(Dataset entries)
::::::::::

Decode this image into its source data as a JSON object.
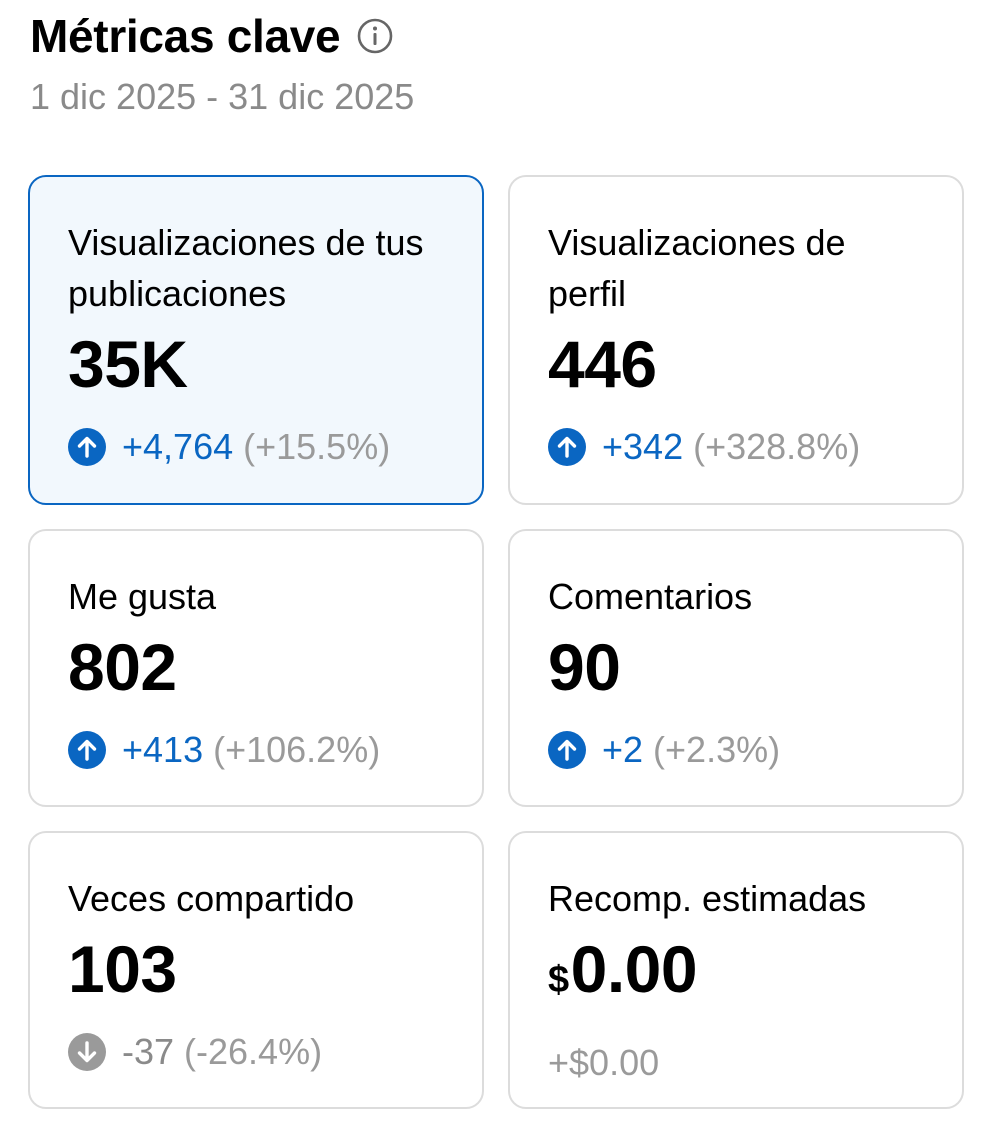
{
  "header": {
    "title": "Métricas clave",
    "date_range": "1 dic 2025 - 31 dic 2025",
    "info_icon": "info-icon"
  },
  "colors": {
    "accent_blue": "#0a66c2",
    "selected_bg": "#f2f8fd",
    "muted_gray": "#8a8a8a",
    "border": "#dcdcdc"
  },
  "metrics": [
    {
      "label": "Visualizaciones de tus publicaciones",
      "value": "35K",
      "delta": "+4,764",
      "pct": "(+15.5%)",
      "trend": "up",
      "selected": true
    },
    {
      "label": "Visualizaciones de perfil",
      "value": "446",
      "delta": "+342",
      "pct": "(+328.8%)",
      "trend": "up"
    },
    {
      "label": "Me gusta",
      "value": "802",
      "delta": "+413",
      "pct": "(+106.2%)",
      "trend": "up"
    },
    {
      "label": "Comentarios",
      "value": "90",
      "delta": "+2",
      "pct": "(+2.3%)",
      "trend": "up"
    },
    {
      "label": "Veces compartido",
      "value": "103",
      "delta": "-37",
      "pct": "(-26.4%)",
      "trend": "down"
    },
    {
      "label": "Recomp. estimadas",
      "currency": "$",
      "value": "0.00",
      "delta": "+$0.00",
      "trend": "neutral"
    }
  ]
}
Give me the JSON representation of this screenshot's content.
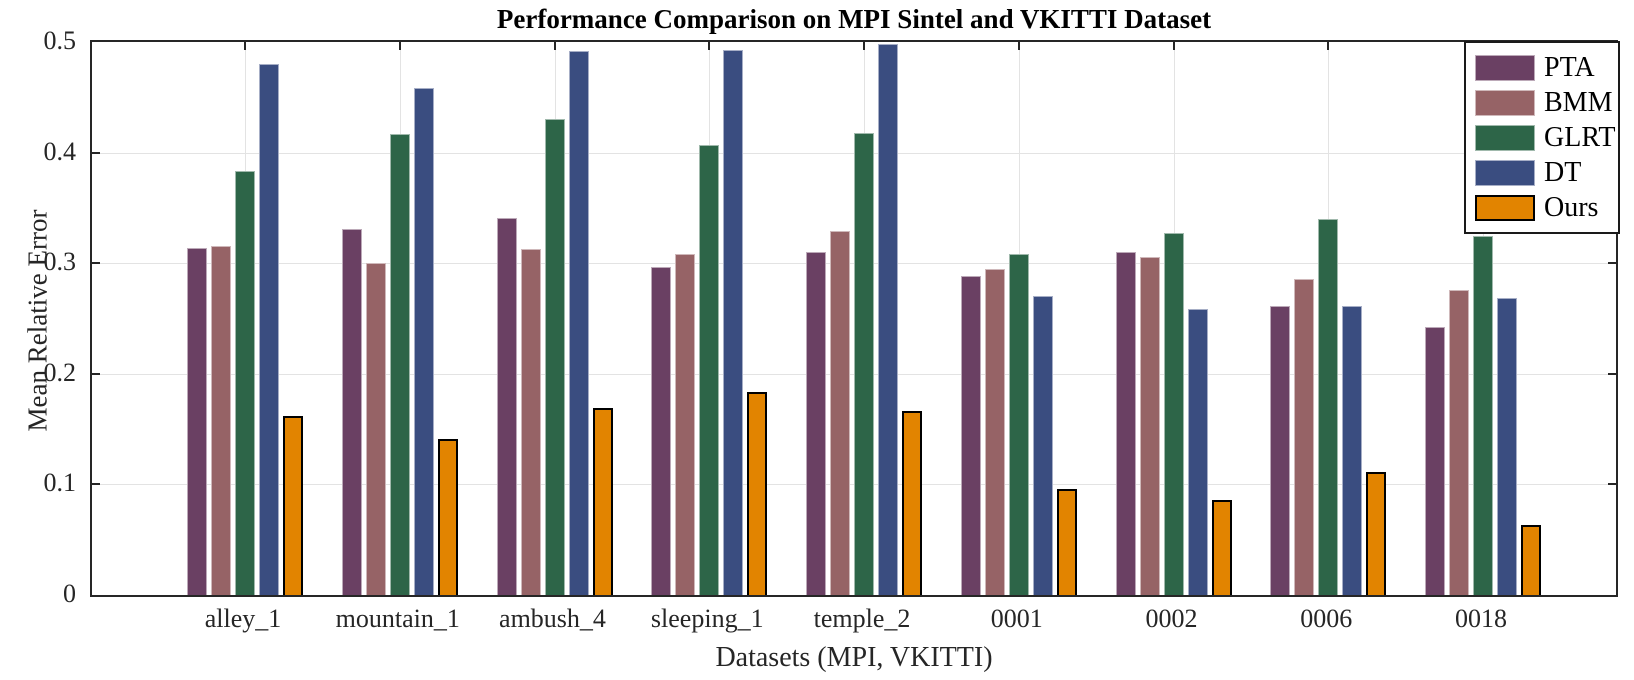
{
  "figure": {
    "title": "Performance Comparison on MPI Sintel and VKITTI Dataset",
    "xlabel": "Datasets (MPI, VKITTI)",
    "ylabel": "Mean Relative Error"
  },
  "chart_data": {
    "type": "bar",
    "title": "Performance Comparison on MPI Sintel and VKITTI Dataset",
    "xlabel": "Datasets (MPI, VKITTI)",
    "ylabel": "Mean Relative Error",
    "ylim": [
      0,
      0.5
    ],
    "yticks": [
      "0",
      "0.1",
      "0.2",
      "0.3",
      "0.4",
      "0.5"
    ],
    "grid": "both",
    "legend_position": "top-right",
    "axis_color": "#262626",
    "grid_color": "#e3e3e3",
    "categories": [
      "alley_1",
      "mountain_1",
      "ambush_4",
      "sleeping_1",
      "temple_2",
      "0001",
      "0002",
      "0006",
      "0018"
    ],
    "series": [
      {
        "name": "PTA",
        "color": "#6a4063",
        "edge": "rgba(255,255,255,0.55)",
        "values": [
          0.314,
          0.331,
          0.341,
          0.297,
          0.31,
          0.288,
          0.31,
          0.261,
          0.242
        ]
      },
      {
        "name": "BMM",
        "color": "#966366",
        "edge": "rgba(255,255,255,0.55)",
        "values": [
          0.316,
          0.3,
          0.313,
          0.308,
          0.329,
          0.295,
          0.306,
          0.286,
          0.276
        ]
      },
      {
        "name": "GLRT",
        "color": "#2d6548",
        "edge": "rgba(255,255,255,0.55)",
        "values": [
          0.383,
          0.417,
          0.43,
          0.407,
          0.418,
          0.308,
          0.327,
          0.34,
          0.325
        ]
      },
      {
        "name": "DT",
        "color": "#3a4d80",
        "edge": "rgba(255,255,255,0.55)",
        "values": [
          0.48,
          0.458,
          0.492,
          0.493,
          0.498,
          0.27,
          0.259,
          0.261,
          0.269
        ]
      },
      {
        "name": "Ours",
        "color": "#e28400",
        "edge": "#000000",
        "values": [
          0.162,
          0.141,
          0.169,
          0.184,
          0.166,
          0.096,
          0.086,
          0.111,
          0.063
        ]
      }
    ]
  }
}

::::::::::

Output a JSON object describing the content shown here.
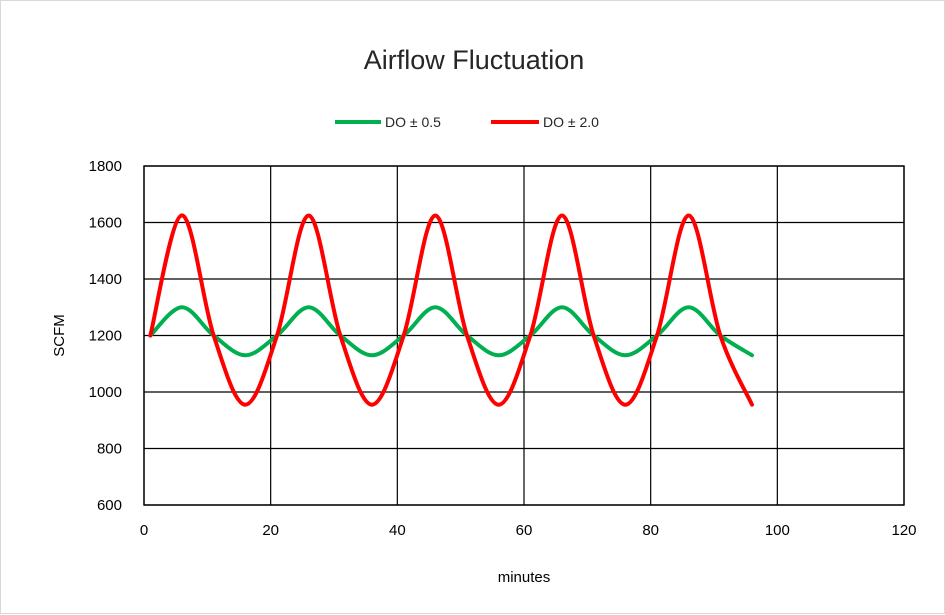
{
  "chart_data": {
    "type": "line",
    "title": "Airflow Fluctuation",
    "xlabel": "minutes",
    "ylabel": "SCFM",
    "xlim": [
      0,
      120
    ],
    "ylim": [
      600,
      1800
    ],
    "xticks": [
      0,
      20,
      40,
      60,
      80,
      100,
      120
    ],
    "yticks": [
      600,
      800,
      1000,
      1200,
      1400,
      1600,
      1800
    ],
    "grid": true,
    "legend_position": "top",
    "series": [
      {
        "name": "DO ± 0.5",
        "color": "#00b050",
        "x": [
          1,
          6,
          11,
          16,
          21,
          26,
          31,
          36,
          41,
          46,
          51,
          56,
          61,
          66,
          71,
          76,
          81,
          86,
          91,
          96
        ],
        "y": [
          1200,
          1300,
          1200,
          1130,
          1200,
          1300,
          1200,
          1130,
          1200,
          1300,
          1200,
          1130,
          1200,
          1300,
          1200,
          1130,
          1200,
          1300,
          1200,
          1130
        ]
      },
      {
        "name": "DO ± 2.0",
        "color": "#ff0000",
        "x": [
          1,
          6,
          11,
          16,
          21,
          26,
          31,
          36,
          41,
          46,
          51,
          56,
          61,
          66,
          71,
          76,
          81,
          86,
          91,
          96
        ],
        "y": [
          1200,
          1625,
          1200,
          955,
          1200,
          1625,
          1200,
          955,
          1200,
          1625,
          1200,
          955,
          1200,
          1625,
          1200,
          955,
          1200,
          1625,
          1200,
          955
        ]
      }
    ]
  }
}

::::::::::

◆ Aim of the exercise
Pick out the lines above that hold the string "Error" and show them.

◆ Answer to the exercise
    "ylabel": "Mean Relative Error"
    "ylabel": "Mean Relative Error",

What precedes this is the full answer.